___ Record set

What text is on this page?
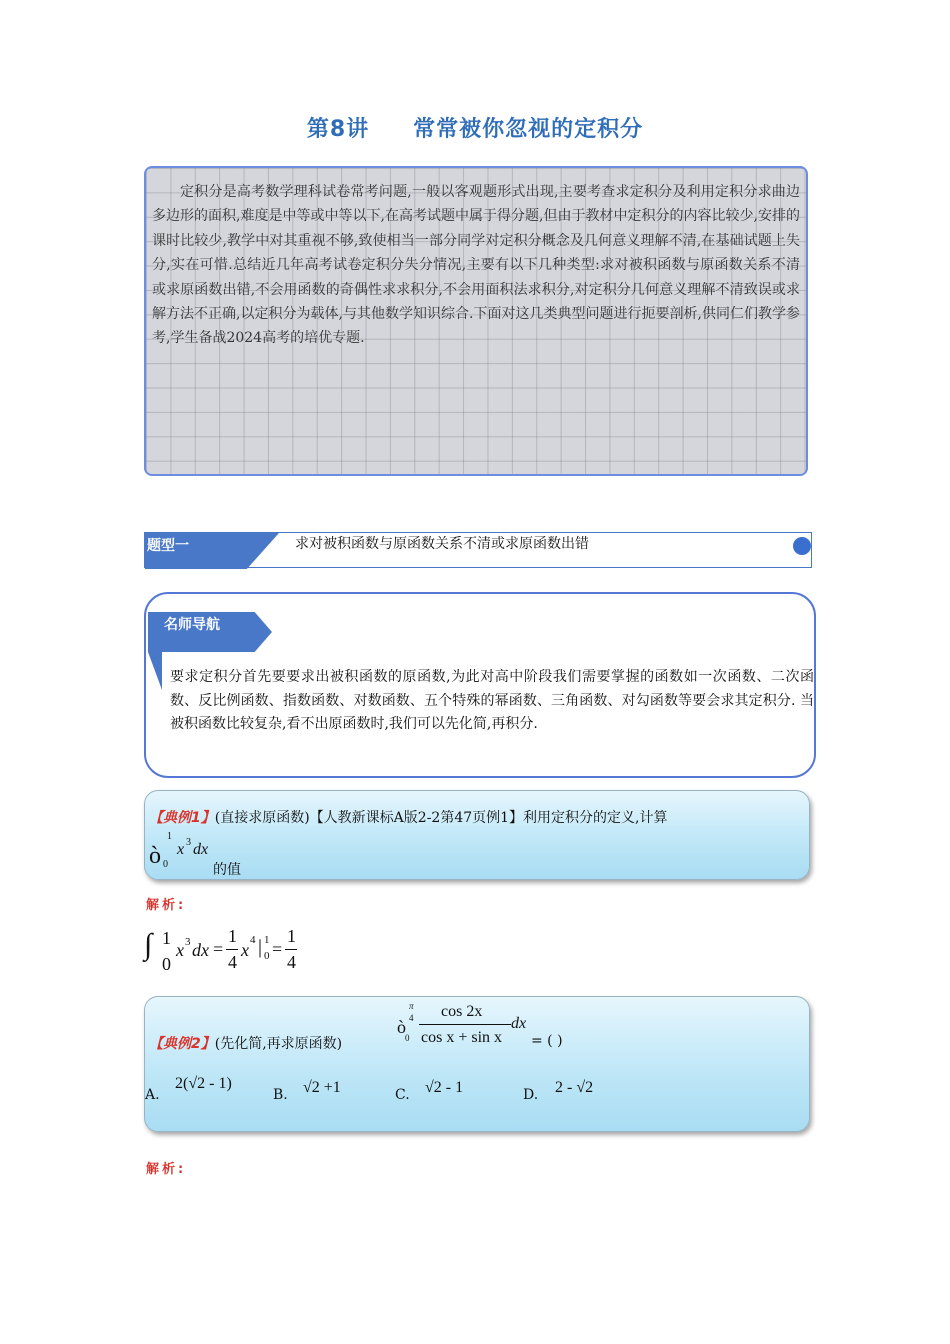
第8讲 常常被你忽视的定积分
定积分是高考数学理科试卷常考问题,一般以客观题形式出现,主要考查求定积分及利用定积分求曲边多边形的面积,难度是中等或中等以下,在高考试题中属于得分题,但由于教材中定积分的内容比较少,安排的课时比较少,教学中对其重视不够,致使相当一部分同学对定积分概念及几何意义理解不清,在基础试题上失分,实在可惜.总结近几年高考试卷定积分失分情况,主要有以下几种类型:求对被积函数与原函数关系不清或求原函数出错,不会用函数的奇偶性求求积分,不会用面积法求积分,对定积分几何意义理解不清致误或求解方法不正确,以定积分为载体,与其他数学知识综合.下面对这几类典型问题进行扼要剖析,供同仁们教学参考,学生备战2024高考的培优专题.
题型一	求对被积函数与原函数关系不清或求原函数出错
名师导航
要求定积分首先要要求出被积函数的原函数,为此对高中阶段我们需要掌握的函数如一次函数、二次函数、反比例函数、指数函数、对数函数、五个特殊的幂函数、三角函数、对勾函数等要会求其定积分. 当被积函数比较复杂,看不出原函数时,我们可以先化简,再积分.
【典例1】(直接求原函数)【人教新课标A版2-2第47页例1】利用定积分的定义,计算
ò
1
0
x 3 dx
的值
解析:
∫ 1
0
x 3 dx =
1
4
x 4 | 1
0 =
1
4
【典例2】(先化简,再求原函数)
ò
π
4
0
cos 2x
cos x + sin x
dx
= ( )
A.
2(√2 - 1)
B. √2 +1	C. √2 - 1	D. 2 - √2
解析:
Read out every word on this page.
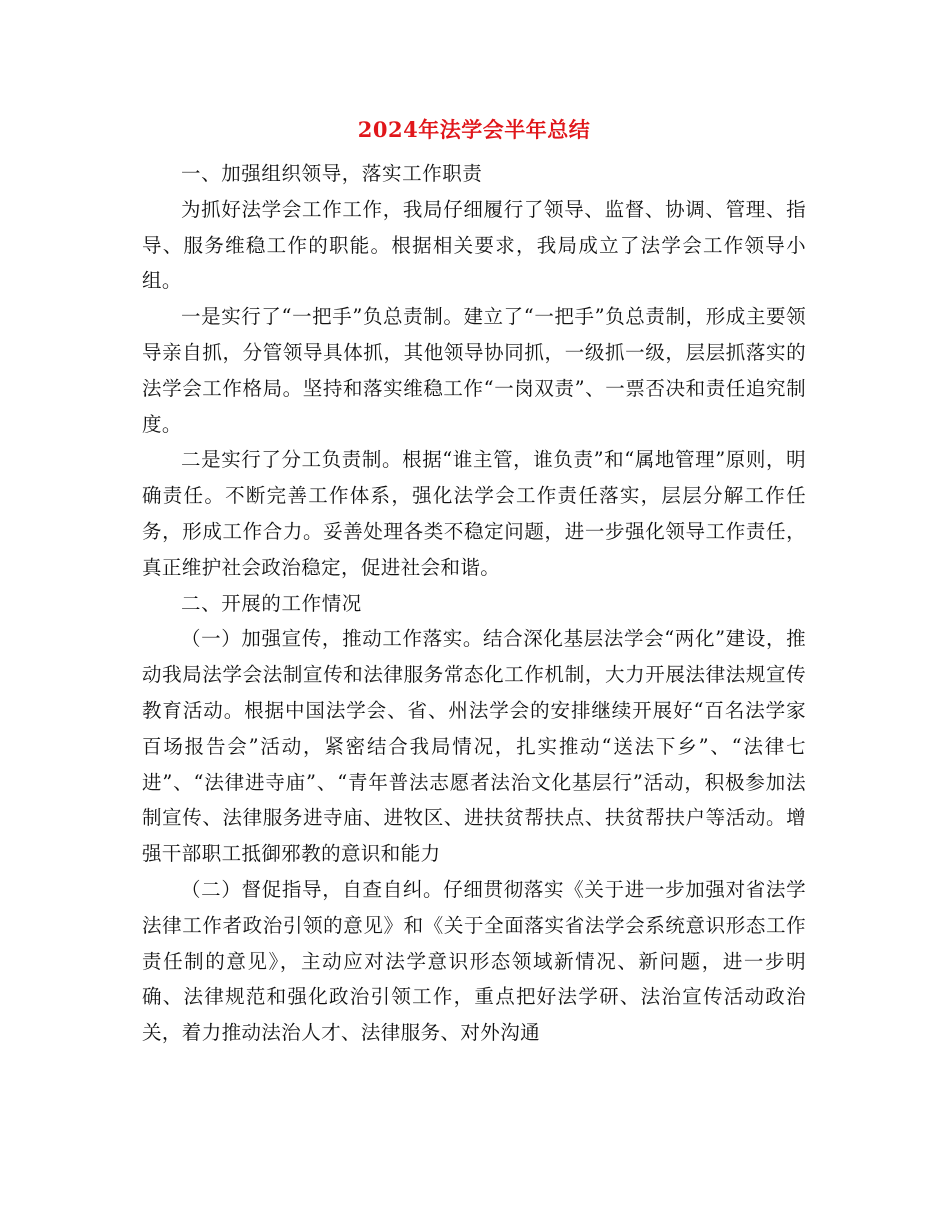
2024年法学会半年总结

一、加强组织领导，落实工作职责

为抓好法学会工作工作，我局仔细履行了领导、监督、协调、管理、指导、服务维稳工作的职能。根据相关要求，我局成立了法学会工作领导小组。

一是实行了“一把手”负总责制。建立了“一把手”负总责制，形成主要领导亲自抓，分管领导具体抓，其他领导协同抓，一级抓一级，层层抓落实的法学会工作格局。坚持和落实维稳工作“一岗双责”、一票否决和责任追究制度。

二是实行了分工负责制。根据“谁主管，谁负责”和“属地管理”原则，明确责任。不断完善工作体系，强化法学会工作责任落实，层层分解工作任务，形成工作合力。妥善处理各类不稳定问题，进一步强化领导工作责任，真正维护社会政治稳定，促进社会和谐。

二、开展的工作情况

（一）加强宣传，推动工作落实。结合深化基层法学会“两化”建设，推动我局法学会法制宣传和法律服务常态化工作机制，大力开展法律法规宣传教育活动。根据中国法学会、省、州法学会的安排继续开展好“百名法学家百场报告会”活动，紧密结合我局情况，扎实推动“送法下乡”、“法律七进”、“法律进寺庙”、“青年普法志愿者法治文化基层行”活动，积极参加法制宣传、法律服务进寺庙、进牧区、进扶贫帮扶点、扶贫帮扶户等活动。增强干部职工抵御邪教的意识和能力

（二）督促指导，自查自纠。仔细贯彻落实《关于进一步加强对省法学法律工作者政治引领的意见》和《关于全面落实省法学会系统意识形态工作责任制的意见》，主动应对法学意识形态领域新情况、新问题，进一步明确、法律规范和强化政治引领工作，重点把好法学研、法治宣传活动政治关，着力推动法治人才、法律服务、对外沟通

______

The entries above should be reproduced exactly, without their pictures.

What text is on this page?
第8讲 常常被你忽视的定积分
定积分是高考数学理科试卷常考问题,一般以客观题形式出现,主要考查求定积分及利用定积分求曲边多边形的面积,难度是中等或中等以下,在高考试题中属于得分题,但由于教材中定积分的内容比较少,安排的课时比较少,教学中对其重视不够,致使相当一部分同学对定积分概念及几何意义理解不清,在基础试题上失分,实在可惜.总结近几年高考试卷定积分失分情况,主要有以下几种类型:求对被积函数与原函数关系不清或求原函数出错,不会用函数的奇偶性求求积分,不会用面积法求积分,对定积分几何意义理解不清致误或求解方法不正确,以定积分为载体,与其他数学知识综合.下面对这几类典型问题进行扼要剖析,供同仁们教学参考,学生备战2024高考的培优专题.
题型一	求对被积函数与原函数关系不清或求原函数出错
名师导航
要求定积分首先要要求出被积函数的原函数,为此对高中阶段我们需要掌握的函数如一次函数、二次函数、反比例函数、指数函数、对数函数、五个特殊的幂函数、三角函数、对勾函数等要会求其定积分. 当被积函数比较复杂,看不出原函数时,我们可以先化简,再积分.
【典例1】(直接求原函数)【人教新课标A版2-2第47页例1】利用定积分的定义,计算
ò
1
0
x 3 dx
的值
解析:
∫ 1
0
x 3 dx =
1
4
x 4 | 1
0 =
1
4
【典例2】(先化简,再求原函数)
ò
π
4
0
cos 2x
cos x + sin x
dx
= ( )
A.
2(√2 - 1)
B. √2 +1	C. √2 - 1	D. 2 - √2
解析:
Read out every word on this page.
2024年法学会半年总结

一、加强组织领导，落实工作职责

为抓好法学会工作工作，我局仔细履行了领导、监督、协调、管理、指导、服务维稳工作的职能。根据相关要求，我局成立了法学会工作领导小组。

一是实行了“一把手”负总责制。建立了“一把手”负总责制，形成主要领导亲自抓，分管领导具体抓，其他领导协同抓，一级抓一级，层层抓落实的法学会工作格局。坚持和落实维稳工作“一岗双责”、一票否决和责任追究制度。

二是实行了分工负责制。根据“谁主管，谁负责”和“属地管理”原则，明确责任。不断完善工作体系，强化法学会工作责任落实，层层分解工作任务，形成工作合力。妥善处理各类不稳定问题，进一步强化领导工作责任，真正维护社会政治稳定，促进社会和谐。

二、开展的工作情况

（一）加强宣传，推动工作落实。结合深化基层法学会“两化”建设，推动我局法学会法制宣传和法律服务常态化工作机制，大力开展法律法规宣传教育活动。根据中国法学会、省、州法学会的安排继续开展好“百名法学家百场报告会”活动，紧密结合我局情况，扎实推动“送法下乡”、“法律七进”、“法律进寺庙”、“青年普法志愿者法治文化基层行”活动，积极参加法制宣传、法律服务进寺庙、进牧区、进扶贫帮扶点、扶贫帮扶户等活动。增强干部职工抵御邪教的意识和能力

（二）督促指导，自查自纠。仔细贯彻落实《关于进一步加强对省法学法律工作者政治引领的意见》和《关于全面落实省法学会系统意识形态工作责任制的意见》，主动应对法学意识形态领域新情况、新问题，进一步明确、法律规范和强化政治引领工作，重点把好法学研、法治宣传活动政治关，着力推动法治人才、法律服务、对外沟通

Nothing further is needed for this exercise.